Exercise description>
Go through the records and extract every line with the word "after".

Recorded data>
*****

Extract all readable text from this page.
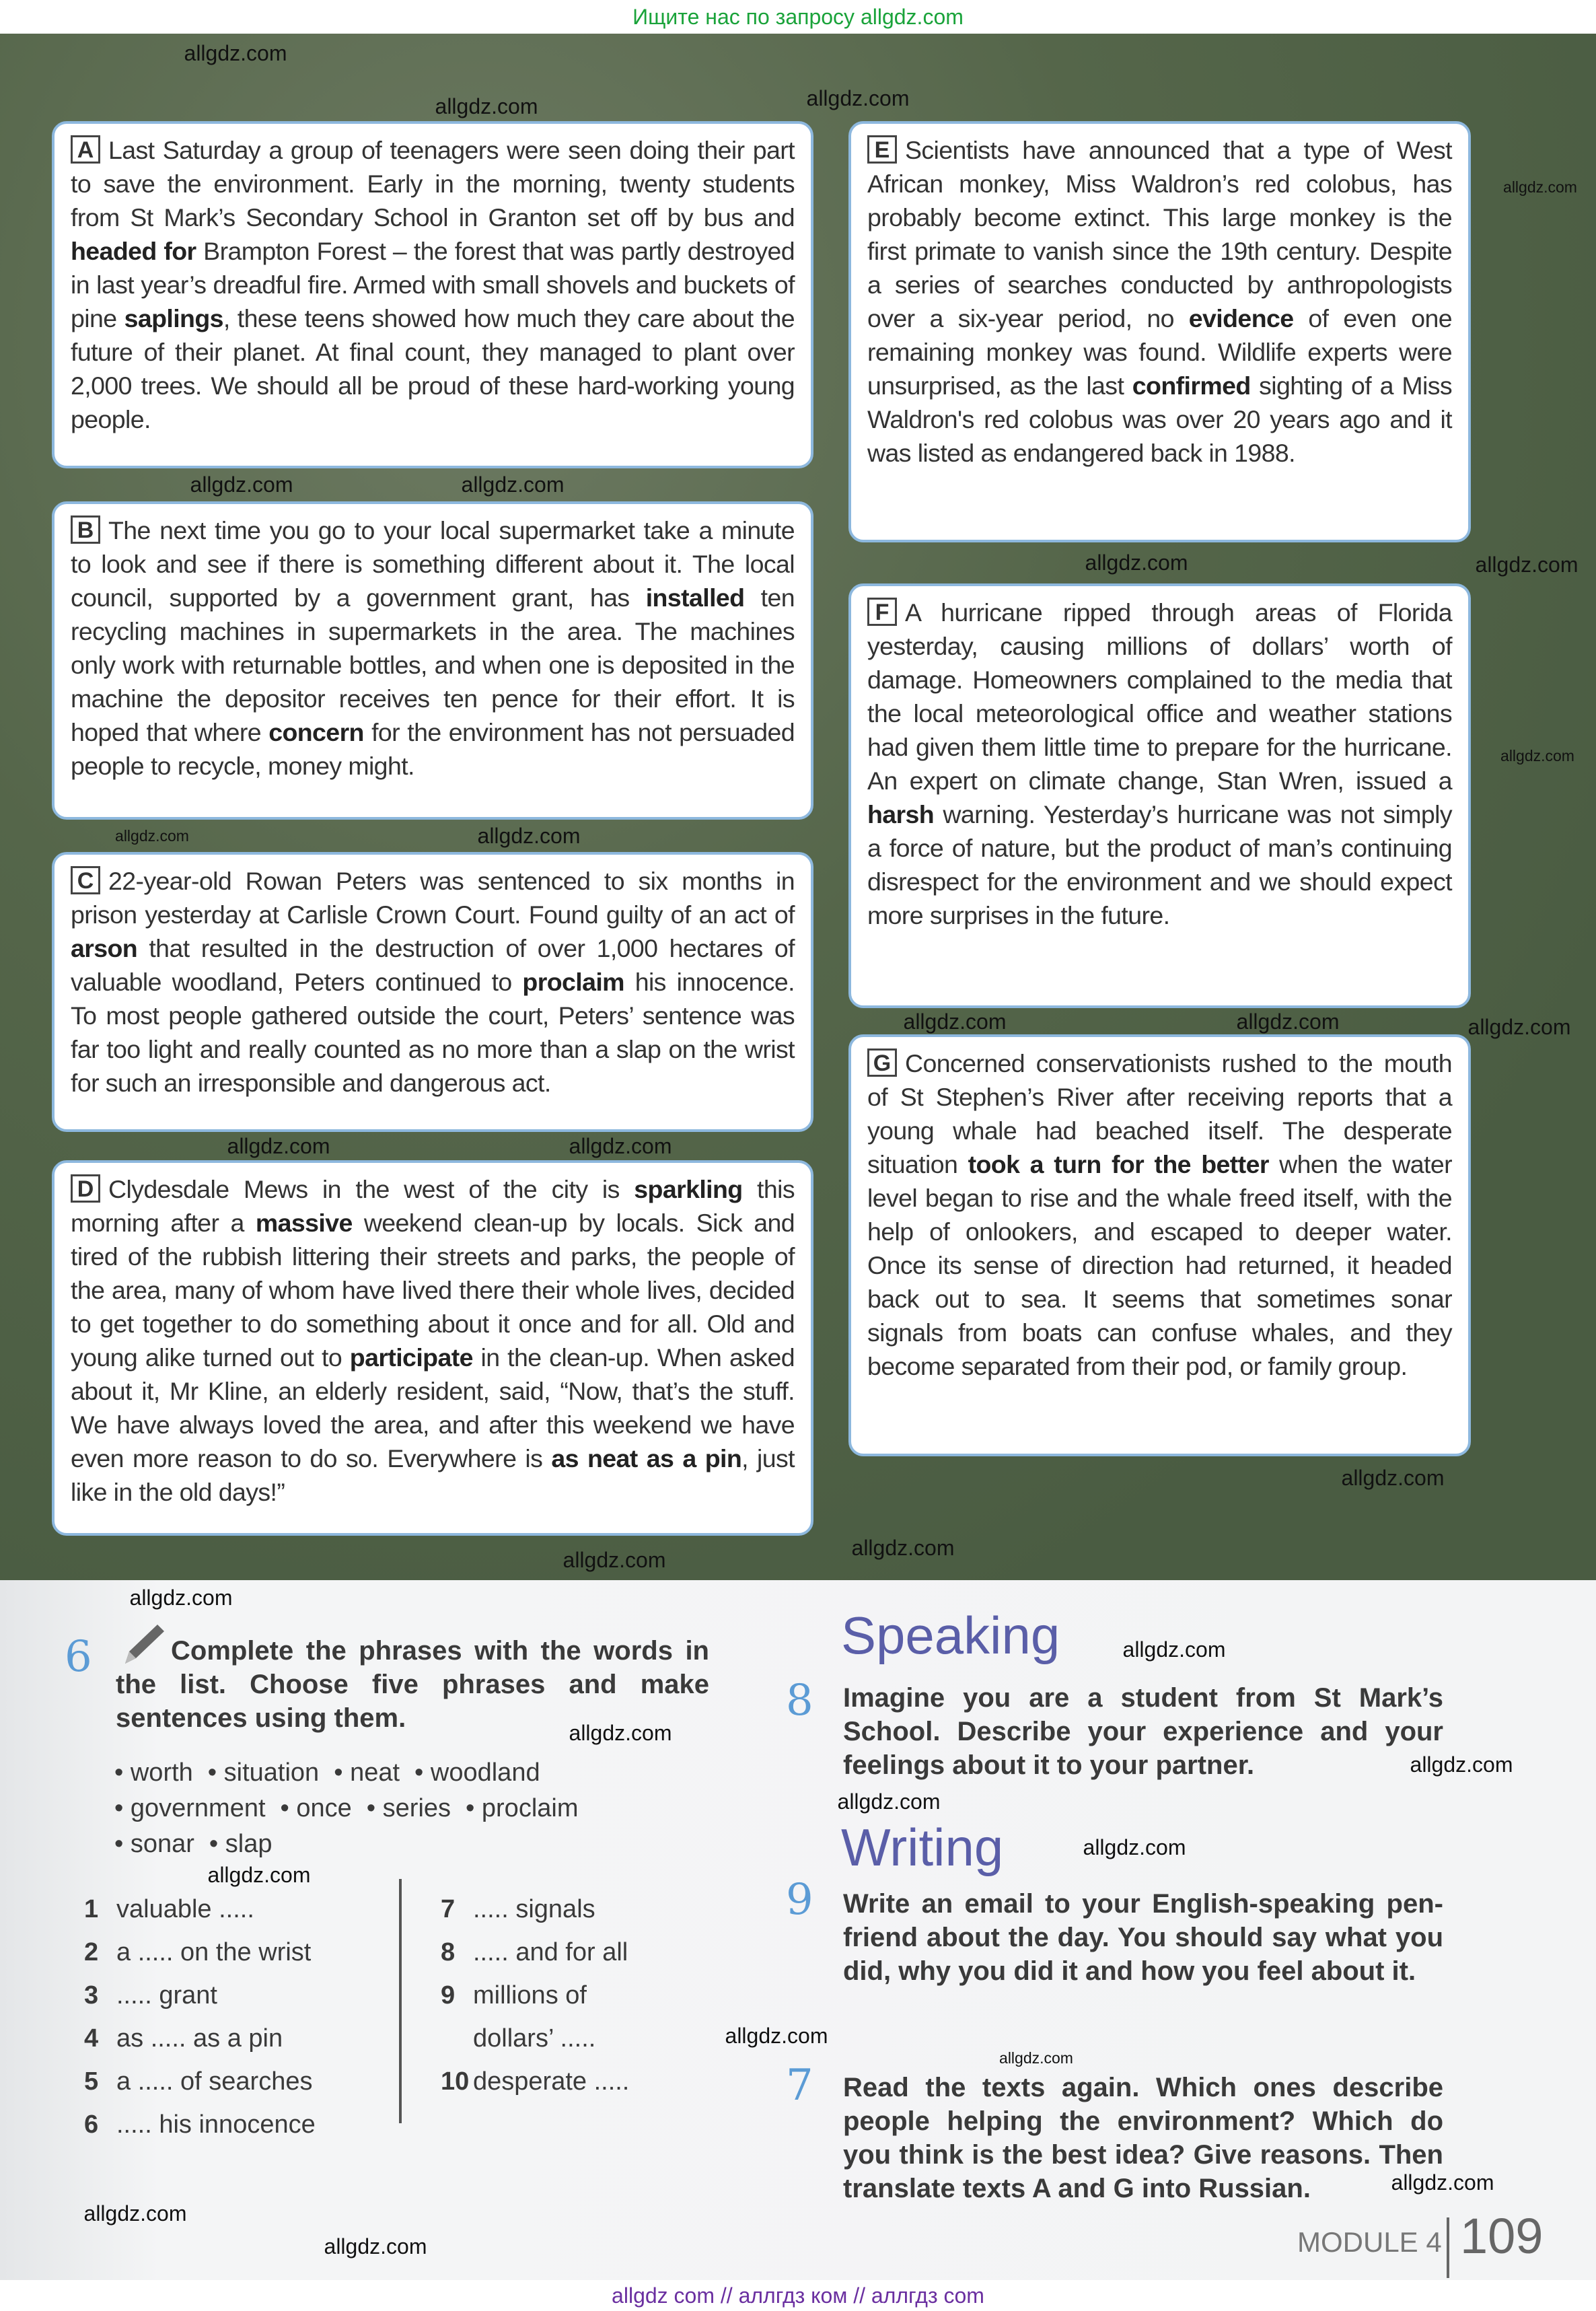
Ищите нас по запросу allgdz.com
A Last Saturday a group of teenagers were seen doing their part to save the environment. Early in the morning, twenty students from St Mark’s Secondary School in Granton set off by bus and headed for Brampton Forest – the forest that was partly destroyed in last year’s dreadful fire. Armed with small shovels and buckets of pine saplings, these teens showed how much they care about the future of their planet. At final count, they managed to plant over 2,000 trees. We should all be proud of these hard-working young people.
B The next time you go to your local supermarket take a minute to look and see if there is something different about it. The local council, supported by a government grant, has installed ten recycling machines in supermarkets in the area. The machines only work with returnable bottles, and when one is deposited in the machine the depositor receives ten pence for their effort. It is hoped that where concern for the environment has not persuaded people to recycle, money might.
C 22-year-old Rowan Peters was sentenced to six months in prison yesterday at Carlisle Crown Court. Found guilty of an act of arson that resulted in the destruction of over 1,000 hectares of valuable woodland, Peters continued to proclaim his innocence. To most people gathered outside the court, Peters’ sentence was far too light and really counted as no more than a slap on the wrist for such an irresponsible and dangerous act.
D Clydesdale Mews in the west of the city is sparkling this morning after a massive weekend clean-up by locals. Sick and tired of the rubbish littering their streets and parks, the people of the area, many of whom have lived there their whole lives, decided to get together to do something about it once and for all. Old and young alike turned out to participate in the clean-up. When asked about it, Mr Kline, an elderly resident, said, “Now, that’s the stuff. We have always loved the area, and after this weekend we have even more reason to do so. Everywhere is as neat as a pin, just like in the old days!”
E Scientists have announced that a type of West African monkey, Miss Waldron’s red colobus, has probably become extinct. This large monkey is the first primate to vanish since the 19th century. Despite a series of searches conducted by anthropologists over a six-year period, no evidence of even one remaining monkey was found. Wildlife experts were unsurprised, as the last confirmed sighting of a Miss Waldron's red colobus was over 20 years ago and it was listed as endangered back in 1988.
F A hurricane ripped through areas of Florida yesterday, causing millions of dollars’ worth of damage. Homeowners complained to the media that the local meteorological office and weather stations had given them little time to prepare for the hurricane. An expert on climate change, Stan Wren, issued a harsh warning. Yesterday’s hurricane was not simply a force of nature, but the product of man’s continuing disrespect for the environment and we should expect more surprises in the future.
G Concerned conservationists rushed to the mouth of St Stephen’s River after receiving reports that a young whale had beached itself. The desperate situation took a turn for the better when the water level began to rise and the whale freed itself, with the help of onlookers, and escaped to deeper water. Once its sense of direction had returned, it headed back out to sea. It seems that sometimes sonar signals from boats can confuse whales, and they become separated from their pod, or family group.
6	Complete the phrases with the words in the list. Choose five phrases and make sentences using them.
• worth • situation • neat • woodland
• government • once • series • proclaim
• sonar • slap
1 valuable .....
2 a ..... on the wrist
3 ..... grant
4 as ..... as a pin
5 a ..... of searches
6 ..... his innocence
7 ..... signals
8 ..... and for all
9 millions of dollars’ .....
10 desperate .....
Speaking
8 Imagine you are a student from St Mark’s School. Describe your experience and your feelings about it to your partner.
Writing
9 Write an email to your English-speaking pen-friend about the day. You should say what you did, why you did it and how you feel about it.
7 Read the texts again. Which ones describe people helping the environment? Which do you think is the best idea? Give reasons. Then translate texts A and G into Russian.
MODULE 4 109
allgdz com // аллгдз ком // аллгдз com
allgdz.com
allgdz.com
allgdz.com
allgdz.com
allgdz.com
allgdz.com
allgdz.com
allgdz.com
allgdz.com
allgdz.com
allgdz.com
allgdz.com
allgdz.com	allgdz.com
allgdz.com
allgdz.com
allgdz.com
allgdz.com	allgdz.com
allgdz.com
allgdz.com
allgdz.com
allgdz.com
allgdz.com
allgdz.com
allgdz.com
allgdz.com
allgdz.com
allgdz.com
allgdz.com
allgdz.com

*****

Output>
D Clydesdale Mews in the west of the city is sparkling this morning after a massive weekend clean-up by locals. Sick and tired of the rubbish littering their streets and parks, the people of the area, many of whom have lived there their whole lives, decided to get together to do something about it once and for all. Old and young alike turned out to participate in the clean-up. When asked about it, Mr Kline, an elderly resident, said, “Now, that’s the stuff. We have always loved the area, and after this weekend we have even more reason to do so. Everywhere is as neat as a pin, just like in the old days!”
G Concerned conservationists rushed to the mouth of St Stephen’s River after receiving reports that a young whale had beached itself. The desperate situation took a turn for the better when the water level began to rise and the whale freed itself, with the help of onlookers, and escaped to deeper water. Once its sense of direction had returned, it headed back out to sea. It seems that sometimes sonar signals from boats can confuse whales, and they become separated from their pod, or family group.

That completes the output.